### [THE EXERCISE]
Records follow. Select each line holding "content".

### [SUPPLIED DATA]

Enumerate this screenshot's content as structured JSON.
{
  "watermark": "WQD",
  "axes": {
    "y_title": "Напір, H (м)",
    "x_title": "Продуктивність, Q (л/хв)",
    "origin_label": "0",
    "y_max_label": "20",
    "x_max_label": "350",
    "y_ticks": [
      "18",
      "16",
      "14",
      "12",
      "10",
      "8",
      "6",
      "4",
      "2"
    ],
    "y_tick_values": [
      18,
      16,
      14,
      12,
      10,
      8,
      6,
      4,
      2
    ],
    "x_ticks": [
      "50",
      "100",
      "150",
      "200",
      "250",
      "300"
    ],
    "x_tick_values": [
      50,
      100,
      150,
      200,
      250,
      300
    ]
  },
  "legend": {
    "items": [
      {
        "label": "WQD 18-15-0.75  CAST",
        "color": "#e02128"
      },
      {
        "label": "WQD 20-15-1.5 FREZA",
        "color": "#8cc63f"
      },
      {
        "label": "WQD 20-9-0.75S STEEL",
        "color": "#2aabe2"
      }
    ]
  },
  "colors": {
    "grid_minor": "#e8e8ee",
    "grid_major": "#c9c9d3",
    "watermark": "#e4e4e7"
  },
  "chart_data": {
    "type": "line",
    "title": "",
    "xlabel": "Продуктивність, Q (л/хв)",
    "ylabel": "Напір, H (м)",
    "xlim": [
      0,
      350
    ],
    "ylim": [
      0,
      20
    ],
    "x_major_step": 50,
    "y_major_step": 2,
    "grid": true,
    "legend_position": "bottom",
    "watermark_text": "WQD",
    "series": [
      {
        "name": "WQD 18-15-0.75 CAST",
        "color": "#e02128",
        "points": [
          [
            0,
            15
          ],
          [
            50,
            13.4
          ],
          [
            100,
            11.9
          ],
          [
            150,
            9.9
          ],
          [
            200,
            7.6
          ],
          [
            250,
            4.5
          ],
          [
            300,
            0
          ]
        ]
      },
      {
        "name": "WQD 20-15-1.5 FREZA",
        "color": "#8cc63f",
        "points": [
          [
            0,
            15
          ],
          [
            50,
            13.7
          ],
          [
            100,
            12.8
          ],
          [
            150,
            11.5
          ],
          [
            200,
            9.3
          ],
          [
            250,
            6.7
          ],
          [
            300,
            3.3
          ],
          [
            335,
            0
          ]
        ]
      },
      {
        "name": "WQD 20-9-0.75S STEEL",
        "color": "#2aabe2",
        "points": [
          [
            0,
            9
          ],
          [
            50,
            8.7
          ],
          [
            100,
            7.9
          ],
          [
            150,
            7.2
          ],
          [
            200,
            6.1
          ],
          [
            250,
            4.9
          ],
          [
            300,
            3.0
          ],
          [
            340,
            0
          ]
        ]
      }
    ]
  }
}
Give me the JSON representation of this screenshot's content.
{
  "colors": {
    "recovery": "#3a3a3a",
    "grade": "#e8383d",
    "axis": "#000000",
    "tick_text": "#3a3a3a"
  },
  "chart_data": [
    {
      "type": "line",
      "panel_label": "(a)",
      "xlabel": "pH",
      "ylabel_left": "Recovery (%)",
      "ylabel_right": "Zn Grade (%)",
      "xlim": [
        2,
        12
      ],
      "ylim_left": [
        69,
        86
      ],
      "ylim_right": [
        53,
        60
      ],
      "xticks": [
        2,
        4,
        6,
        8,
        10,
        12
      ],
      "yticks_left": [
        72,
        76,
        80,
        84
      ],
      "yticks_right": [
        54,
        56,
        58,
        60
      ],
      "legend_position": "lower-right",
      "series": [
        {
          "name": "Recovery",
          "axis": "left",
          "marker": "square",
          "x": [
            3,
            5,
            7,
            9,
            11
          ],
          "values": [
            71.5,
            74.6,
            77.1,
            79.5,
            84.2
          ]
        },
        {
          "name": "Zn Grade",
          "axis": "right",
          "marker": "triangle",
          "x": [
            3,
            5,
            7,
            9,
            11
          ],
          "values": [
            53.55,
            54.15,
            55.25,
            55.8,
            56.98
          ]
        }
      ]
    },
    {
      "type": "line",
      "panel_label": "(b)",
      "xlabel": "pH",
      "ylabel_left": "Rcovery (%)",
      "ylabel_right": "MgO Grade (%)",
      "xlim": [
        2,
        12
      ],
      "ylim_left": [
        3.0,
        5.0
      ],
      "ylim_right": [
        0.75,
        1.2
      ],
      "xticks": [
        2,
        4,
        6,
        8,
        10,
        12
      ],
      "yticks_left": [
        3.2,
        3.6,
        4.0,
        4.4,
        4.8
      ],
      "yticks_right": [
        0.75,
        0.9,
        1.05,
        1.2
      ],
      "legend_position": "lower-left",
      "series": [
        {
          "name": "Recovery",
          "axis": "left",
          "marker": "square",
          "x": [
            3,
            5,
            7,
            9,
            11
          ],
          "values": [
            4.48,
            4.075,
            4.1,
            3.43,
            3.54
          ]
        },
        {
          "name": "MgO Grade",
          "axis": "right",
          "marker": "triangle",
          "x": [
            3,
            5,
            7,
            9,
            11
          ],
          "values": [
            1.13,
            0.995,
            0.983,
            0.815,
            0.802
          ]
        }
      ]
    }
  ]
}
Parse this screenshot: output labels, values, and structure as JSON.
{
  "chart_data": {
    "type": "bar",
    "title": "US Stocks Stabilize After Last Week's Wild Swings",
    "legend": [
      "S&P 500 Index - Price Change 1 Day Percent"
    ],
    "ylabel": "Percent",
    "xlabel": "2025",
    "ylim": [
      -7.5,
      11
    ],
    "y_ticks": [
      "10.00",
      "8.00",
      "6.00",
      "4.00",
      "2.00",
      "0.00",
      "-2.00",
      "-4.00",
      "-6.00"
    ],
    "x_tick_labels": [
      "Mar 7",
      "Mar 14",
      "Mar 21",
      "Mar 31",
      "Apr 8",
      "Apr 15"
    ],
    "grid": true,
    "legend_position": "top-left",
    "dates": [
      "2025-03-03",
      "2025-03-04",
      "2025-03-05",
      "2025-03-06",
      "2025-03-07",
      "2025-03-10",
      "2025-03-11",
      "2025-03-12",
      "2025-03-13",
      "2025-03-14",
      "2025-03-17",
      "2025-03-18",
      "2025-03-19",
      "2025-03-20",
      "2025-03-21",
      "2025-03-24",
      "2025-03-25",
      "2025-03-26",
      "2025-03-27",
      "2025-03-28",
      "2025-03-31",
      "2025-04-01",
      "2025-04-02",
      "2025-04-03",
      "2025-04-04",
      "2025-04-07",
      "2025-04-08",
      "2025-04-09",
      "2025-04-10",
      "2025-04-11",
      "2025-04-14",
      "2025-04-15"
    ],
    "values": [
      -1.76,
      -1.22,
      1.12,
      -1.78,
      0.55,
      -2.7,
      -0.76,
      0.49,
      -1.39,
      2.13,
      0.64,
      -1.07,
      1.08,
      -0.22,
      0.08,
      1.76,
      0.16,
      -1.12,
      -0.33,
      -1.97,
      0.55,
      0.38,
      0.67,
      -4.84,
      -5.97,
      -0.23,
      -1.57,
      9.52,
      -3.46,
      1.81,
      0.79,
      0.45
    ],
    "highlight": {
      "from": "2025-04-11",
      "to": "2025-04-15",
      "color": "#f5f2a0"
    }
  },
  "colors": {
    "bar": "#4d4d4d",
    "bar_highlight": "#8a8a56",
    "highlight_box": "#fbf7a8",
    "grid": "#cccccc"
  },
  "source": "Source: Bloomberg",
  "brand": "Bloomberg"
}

### [CORRECT OUTPUT]
Enumerate this screenshot's content as structured JSON.
Give me the JSON representation of this screenshot's content.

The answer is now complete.